::: Records shown
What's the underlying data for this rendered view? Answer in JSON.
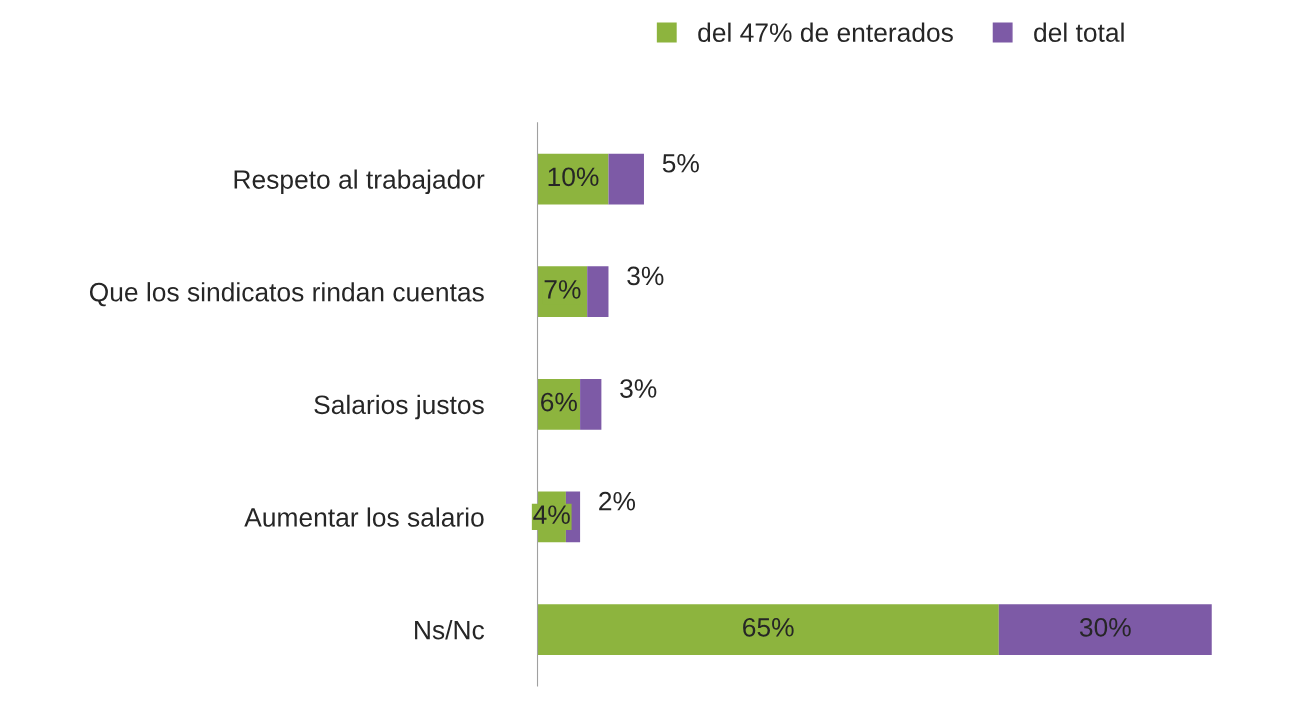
{
  "chart_data": {
    "type": "bar",
    "orientation": "horizontal",
    "stacked": true,
    "categories": [
      "Respeto al trabajador",
      "Que los sindicatos rindan cuentas",
      "Salarios justos",
      "Aumentar los salario",
      "Ns/Nc"
    ],
    "series": [
      {
        "name": "del 47% de enterados",
        "color": "#8db43e",
        "values": [
          10,
          7,
          6,
          4,
          65
        ],
        "value_labels": [
          "10%",
          "7%",
          "6%",
          "4%",
          "65%"
        ]
      },
      {
        "name": "del total",
        "color": "#7d5aa6",
        "values": [
          5,
          3,
          3,
          2,
          30
        ],
        "value_labels": [
          "5%",
          "3%",
          "3%",
          "2%",
          "30%"
        ]
      }
    ],
    "legend": "top",
    "grid": false
  }
}
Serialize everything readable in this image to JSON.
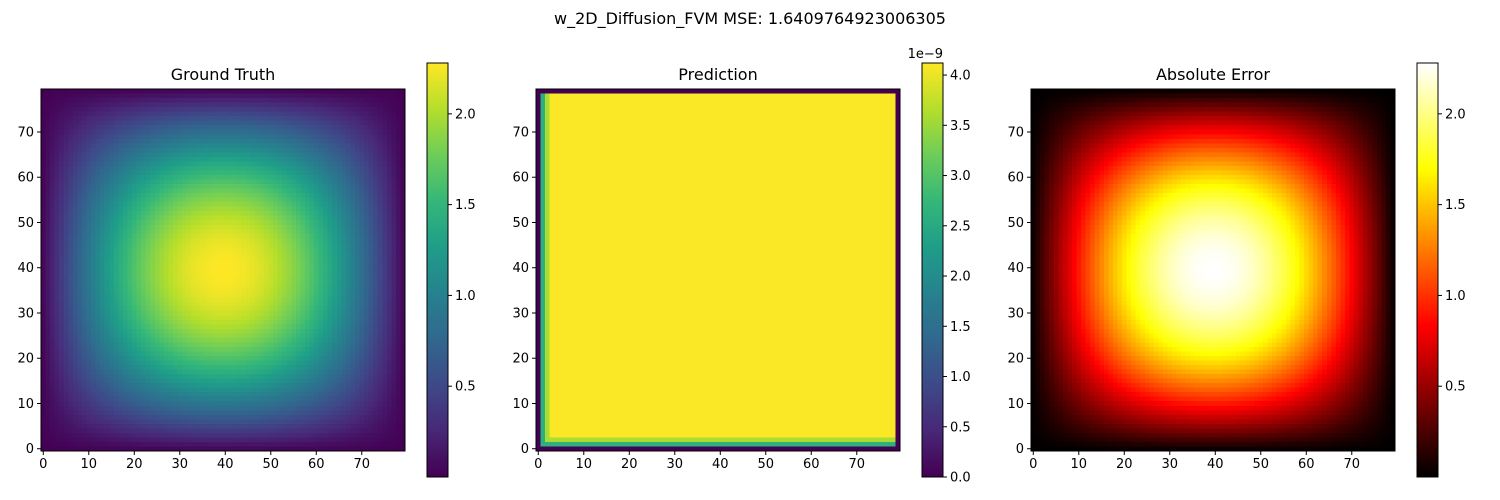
{
  "figure": {
    "suptitle": "w_2D_Diffusion_FVM MSE: 1.6409764923006305"
  },
  "chart_data": [
    {
      "type": "heatmap",
      "title": "Ground Truth",
      "colormap": "viridis",
      "grid_size": [
        80,
        80
      ],
      "field": "smooth bump peaking at center (~40,40), zero on the boundary",
      "value_range": [
        0.0,
        2.28
      ],
      "x_ticks": [
        "0",
        "10",
        "20",
        "30",
        "40",
        "50",
        "60",
        "70"
      ],
      "y_ticks": [
        "0",
        "10",
        "20",
        "30",
        "40",
        "50",
        "60",
        "70"
      ],
      "colorbar": {
        "ticks": [
          "0.5",
          "1.0",
          "1.5",
          "2.0"
        ],
        "tick_values": [
          0.5,
          1.0,
          1.5,
          2.0
        ],
        "range": [
          0.0,
          2.28
        ],
        "offset_text": ""
      }
    },
    {
      "type": "heatmap",
      "title": "Prediction",
      "colormap": "viridis",
      "grid_size": [
        80,
        80
      ],
      "field": "~4.1e-9 uniformly in interior, 0 on boundary rows/cols",
      "value_range": [
        0.0,
        4.12e-09
      ],
      "x_ticks": [
        "0",
        "10",
        "20",
        "30",
        "40",
        "50",
        "60",
        "70"
      ],
      "y_ticks": [
        "0",
        "10",
        "20",
        "30",
        "40",
        "50",
        "60",
        "70"
      ],
      "colorbar": {
        "ticks": [
          "0.0",
          "0.5",
          "1.0",
          "1.5",
          "2.0",
          "2.5",
          "3.0",
          "3.5",
          "4.0"
        ],
        "tick_values": [
          0,
          0.5,
          1.0,
          1.5,
          2.0,
          2.5,
          3.0,
          3.5,
          4.0
        ],
        "range": [
          0.0,
          4.12
        ],
        "offset_text": "1e−9"
      }
    },
    {
      "type": "heatmap",
      "title": "Absolute Error",
      "colormap": "hot",
      "grid_size": [
        80,
        80
      ],
      "field": "|Ground Truth − Prediction|",
      "value_range": [
        0.0,
        2.28
      ],
      "x_ticks": [
        "0",
        "10",
        "20",
        "30",
        "40",
        "50",
        "60",
        "70"
      ],
      "y_ticks": [
        "0",
        "10",
        "20",
        "30",
        "40",
        "50",
        "60",
        "70"
      ],
      "colorbar": {
        "ticks": [
          "0.5",
          "1.0",
          "1.5",
          "2.0"
        ],
        "tick_values": [
          0.5,
          1.0,
          1.5,
          2.0
        ],
        "range": [
          0.0,
          2.28
        ],
        "offset_text": ""
      }
    }
  ]
}
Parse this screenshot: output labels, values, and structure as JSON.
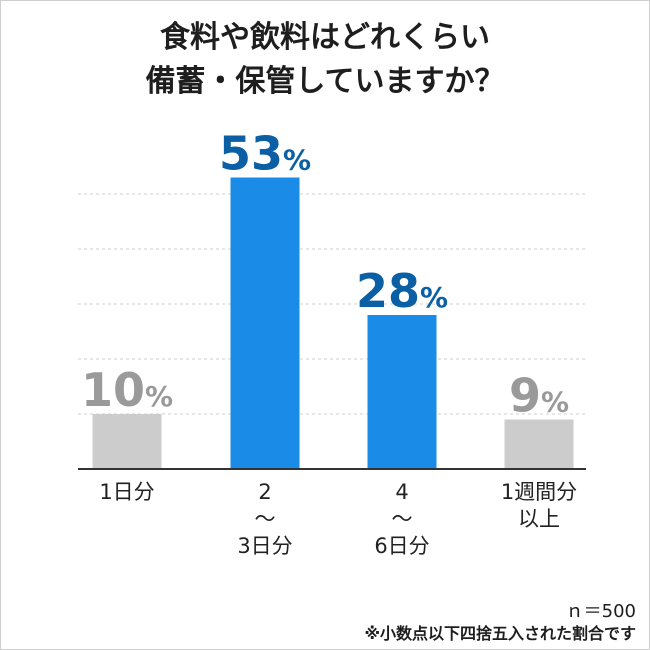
{
  "chart_data": {
    "type": "bar",
    "title_lines": [
      "食料や飲料はどれくらい",
      "備蓄・保管していますか？"
    ],
    "categories": [
      [
        "1日分"
      ],
      [
        "2",
        "〜",
        "3日分"
      ],
      [
        "4",
        "〜",
        "6日分"
      ],
      [
        "1週間分",
        "以上"
      ]
    ],
    "values": [
      10,
      53,
      28,
      9
    ],
    "value_suffix": "%",
    "ylim": [
      0,
      55
    ],
    "grid": true,
    "colors": {
      "highlight": "#1a8be6",
      "muted": "#cccccc",
      "highlight_label": "#0a5fa5",
      "muted_label": "#9a9a9a"
    },
    "highlighted": [
      false,
      true,
      true,
      false
    ]
  },
  "footer": {
    "sample": "ｎ＝500",
    "note": "※小数点以下四捨五入された割合です"
  }
}
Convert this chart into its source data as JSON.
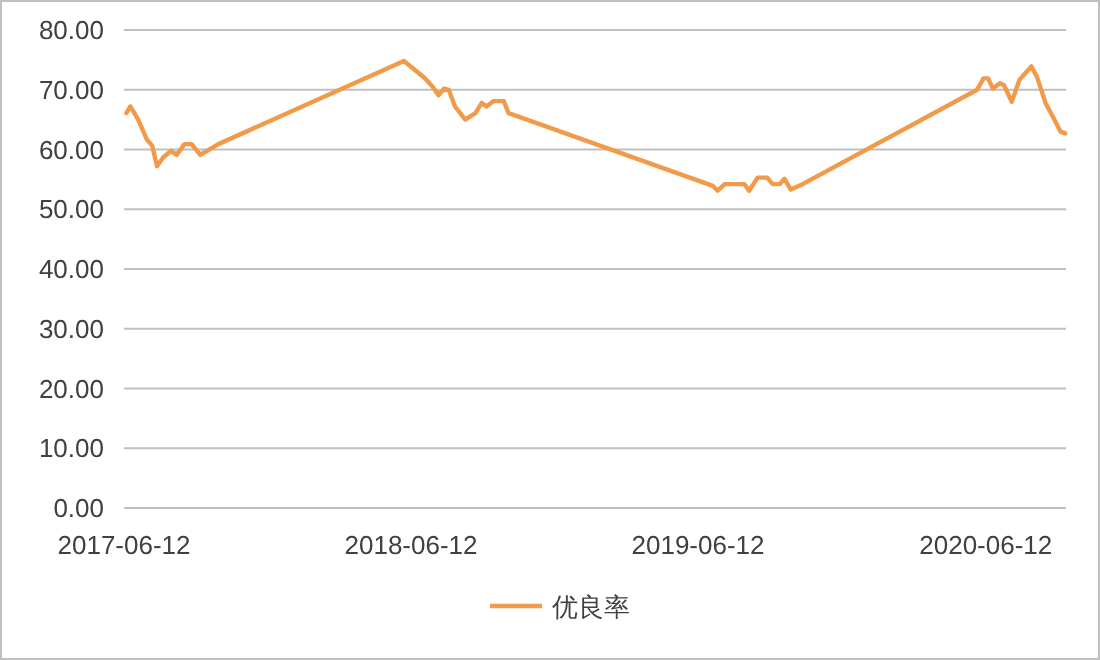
{
  "chart_data": {
    "type": "line",
    "legend": "bottom",
    "grid": "y",
    "line_style": "solid",
    "marker": "none",
    "xlim": [
      "2017-06-12",
      "2020-09-22"
    ],
    "xticks": [
      "2017-06-12",
      "2018-06-12",
      "2019-06-12",
      "2020-06-12"
    ],
    "ylim": [
      0,
      80
    ],
    "yticks": [
      {
        "value": 0,
        "label": "0.00"
      },
      {
        "value": 10,
        "label": "10.00"
      },
      {
        "value": 20,
        "label": "20.00"
      },
      {
        "value": 30,
        "label": "30.00"
      },
      {
        "value": 40,
        "label": "40.00"
      },
      {
        "value": 50,
        "label": "50.00"
      },
      {
        "value": 60,
        "label": "60.00"
      },
      {
        "value": 70,
        "label": "70.00"
      },
      {
        "value": 80,
        "label": "80.00"
      }
    ],
    "x": [
      "2017-06-15",
      "2017-06-20",
      "2017-06-30",
      "2017-07-11",
      "2017-07-18",
      "2017-07-24",
      "2017-08-01",
      "2017-08-11",
      "2017-08-18",
      "2017-08-28",
      "2017-09-06",
      "2017-09-17",
      "2017-10-10",
      "2018-06-03",
      "2018-06-17",
      "2018-06-29",
      "2018-07-09",
      "2018-07-17",
      "2018-07-24",
      "2018-07-30",
      "2018-08-07",
      "2018-08-20",
      "2018-09-02",
      "2018-09-10",
      "2018-09-16",
      "2018-09-25",
      "2018-10-08",
      "2018-10-14",
      "2019-07-01",
      "2019-07-07",
      "2019-07-16",
      "2019-08-10",
      "2019-08-16",
      "2019-08-27",
      "2019-09-08",
      "2019-09-15",
      "2019-09-24",
      "2019-09-30",
      "2019-10-08",
      "2019-10-23",
      "2020-06-01",
      "2020-06-09",
      "2020-06-15",
      "2020-06-21",
      "2020-06-30",
      "2020-07-05",
      "2020-07-15",
      "2020-07-25",
      "2020-08-09",
      "2020-08-16",
      "2020-08-27",
      "2020-09-04",
      "2020-09-15",
      "2020-09-21"
    ],
    "series": [
      {
        "name": "优良率",
        "color": "#f09a4a",
        "values": [
          66.1,
          67.2,
          65.0,
          61.7,
          60.6,
          57.2,
          58.7,
          59.8,
          59.1,
          60.9,
          60.9,
          59.1,
          60.9,
          74.8,
          73.3,
          72.0,
          70.6,
          69.1,
          70.2,
          70.0,
          67.2,
          65.0,
          66.1,
          67.8,
          67.2,
          68.1,
          68.1,
          66.1,
          53.9,
          53.1,
          54.2,
          54.2,
          53.1,
          55.3,
          55.3,
          54.2,
          54.2,
          55.1,
          53.3,
          54.2,
          70.0,
          71.9,
          71.9,
          70.2,
          71.1,
          70.8,
          68.0,
          71.7,
          73.9,
          72.2,
          67.8,
          65.8,
          63.0,
          62.7
        ]
      }
    ]
  }
}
::::::
Give the number of lines above in which the word "field" occurs, with nothing else.

3